[Dataset items]
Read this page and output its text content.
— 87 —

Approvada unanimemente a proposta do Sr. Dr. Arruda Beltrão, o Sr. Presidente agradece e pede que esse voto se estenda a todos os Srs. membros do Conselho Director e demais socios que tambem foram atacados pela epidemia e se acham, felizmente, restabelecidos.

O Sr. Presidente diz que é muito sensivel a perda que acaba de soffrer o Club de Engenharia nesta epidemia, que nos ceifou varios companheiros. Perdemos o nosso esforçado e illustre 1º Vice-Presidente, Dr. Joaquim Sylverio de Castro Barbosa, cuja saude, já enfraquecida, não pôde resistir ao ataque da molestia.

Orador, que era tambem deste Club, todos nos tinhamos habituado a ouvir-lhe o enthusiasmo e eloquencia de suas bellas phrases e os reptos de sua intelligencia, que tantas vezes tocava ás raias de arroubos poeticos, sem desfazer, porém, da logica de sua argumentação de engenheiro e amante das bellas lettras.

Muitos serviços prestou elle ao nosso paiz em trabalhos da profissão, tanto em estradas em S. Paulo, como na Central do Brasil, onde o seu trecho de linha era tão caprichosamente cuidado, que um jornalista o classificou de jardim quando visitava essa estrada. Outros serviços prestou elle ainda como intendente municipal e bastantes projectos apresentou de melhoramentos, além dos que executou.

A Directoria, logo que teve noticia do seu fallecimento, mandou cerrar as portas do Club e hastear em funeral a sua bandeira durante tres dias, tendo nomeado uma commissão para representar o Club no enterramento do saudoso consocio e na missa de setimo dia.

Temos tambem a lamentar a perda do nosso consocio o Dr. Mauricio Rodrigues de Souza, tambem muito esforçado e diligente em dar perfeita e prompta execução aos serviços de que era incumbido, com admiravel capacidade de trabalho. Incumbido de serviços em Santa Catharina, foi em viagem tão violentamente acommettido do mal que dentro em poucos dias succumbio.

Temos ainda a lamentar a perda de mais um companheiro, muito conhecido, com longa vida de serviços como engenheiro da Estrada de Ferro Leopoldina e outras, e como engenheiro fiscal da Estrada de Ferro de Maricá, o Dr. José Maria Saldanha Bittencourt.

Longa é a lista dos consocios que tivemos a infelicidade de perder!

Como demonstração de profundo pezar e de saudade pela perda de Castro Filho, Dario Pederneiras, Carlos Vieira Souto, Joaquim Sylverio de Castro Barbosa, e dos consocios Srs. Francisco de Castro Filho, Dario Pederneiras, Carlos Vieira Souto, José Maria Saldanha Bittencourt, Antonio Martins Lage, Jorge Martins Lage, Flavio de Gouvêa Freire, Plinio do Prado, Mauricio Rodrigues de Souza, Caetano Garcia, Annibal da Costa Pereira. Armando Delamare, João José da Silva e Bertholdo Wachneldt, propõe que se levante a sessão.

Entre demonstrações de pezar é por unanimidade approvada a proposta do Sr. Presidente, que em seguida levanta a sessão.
---
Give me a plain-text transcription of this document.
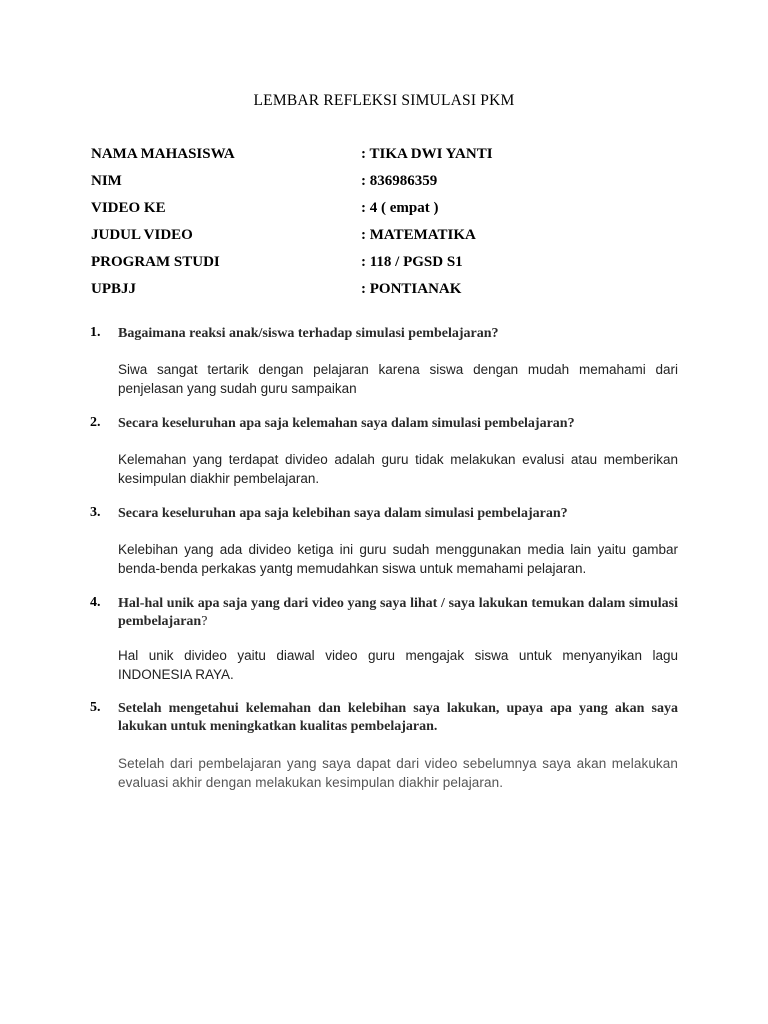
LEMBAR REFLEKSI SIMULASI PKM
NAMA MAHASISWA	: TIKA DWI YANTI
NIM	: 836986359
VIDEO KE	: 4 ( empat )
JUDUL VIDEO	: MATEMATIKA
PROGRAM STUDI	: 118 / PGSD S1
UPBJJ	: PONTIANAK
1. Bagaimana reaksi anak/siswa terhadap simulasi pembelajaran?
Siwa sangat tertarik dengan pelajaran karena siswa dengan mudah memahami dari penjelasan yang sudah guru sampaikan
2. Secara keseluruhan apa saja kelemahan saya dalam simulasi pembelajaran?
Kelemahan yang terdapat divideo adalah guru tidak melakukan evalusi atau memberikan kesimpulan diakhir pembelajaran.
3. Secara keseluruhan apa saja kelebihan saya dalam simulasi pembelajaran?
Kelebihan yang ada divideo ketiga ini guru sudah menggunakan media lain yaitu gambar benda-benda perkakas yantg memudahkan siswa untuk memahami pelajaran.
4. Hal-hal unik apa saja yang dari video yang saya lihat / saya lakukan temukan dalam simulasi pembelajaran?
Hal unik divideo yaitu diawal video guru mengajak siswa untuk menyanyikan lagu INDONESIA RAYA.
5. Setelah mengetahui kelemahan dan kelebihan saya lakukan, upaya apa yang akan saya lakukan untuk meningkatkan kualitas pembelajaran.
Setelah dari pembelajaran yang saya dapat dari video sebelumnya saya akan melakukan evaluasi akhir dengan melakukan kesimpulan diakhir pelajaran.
--
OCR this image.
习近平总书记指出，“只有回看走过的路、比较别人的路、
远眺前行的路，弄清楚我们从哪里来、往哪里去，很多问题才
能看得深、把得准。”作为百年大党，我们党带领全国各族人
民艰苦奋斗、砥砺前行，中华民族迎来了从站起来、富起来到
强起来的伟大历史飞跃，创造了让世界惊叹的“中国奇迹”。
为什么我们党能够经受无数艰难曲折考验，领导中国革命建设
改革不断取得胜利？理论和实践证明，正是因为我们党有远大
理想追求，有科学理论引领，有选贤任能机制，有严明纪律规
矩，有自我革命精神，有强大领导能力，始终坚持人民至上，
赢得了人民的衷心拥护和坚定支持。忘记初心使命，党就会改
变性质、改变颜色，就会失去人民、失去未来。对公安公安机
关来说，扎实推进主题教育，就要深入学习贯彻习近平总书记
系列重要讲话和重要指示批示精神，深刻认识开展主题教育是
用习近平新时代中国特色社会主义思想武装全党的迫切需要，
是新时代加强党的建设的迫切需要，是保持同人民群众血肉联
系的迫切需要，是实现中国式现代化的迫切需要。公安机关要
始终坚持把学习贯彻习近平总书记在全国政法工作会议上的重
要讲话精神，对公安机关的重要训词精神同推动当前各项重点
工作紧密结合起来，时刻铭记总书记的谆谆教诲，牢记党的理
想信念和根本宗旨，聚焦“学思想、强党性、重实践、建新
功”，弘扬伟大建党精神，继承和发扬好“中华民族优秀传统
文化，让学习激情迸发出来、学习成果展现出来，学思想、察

■ **Exercise**:
Return every line of the preceding records in which the word "unik" appears.

■ **Task solution**:
4. Hal-hal unik apa saja yang dari video yang saya lihat / saya lakukan temukan dalam simulasi pembelajaran?
Hal unik divideo yaitu diawal video guru mengajak siswa untuk menyanyikan lagu INDONESIA RAYA.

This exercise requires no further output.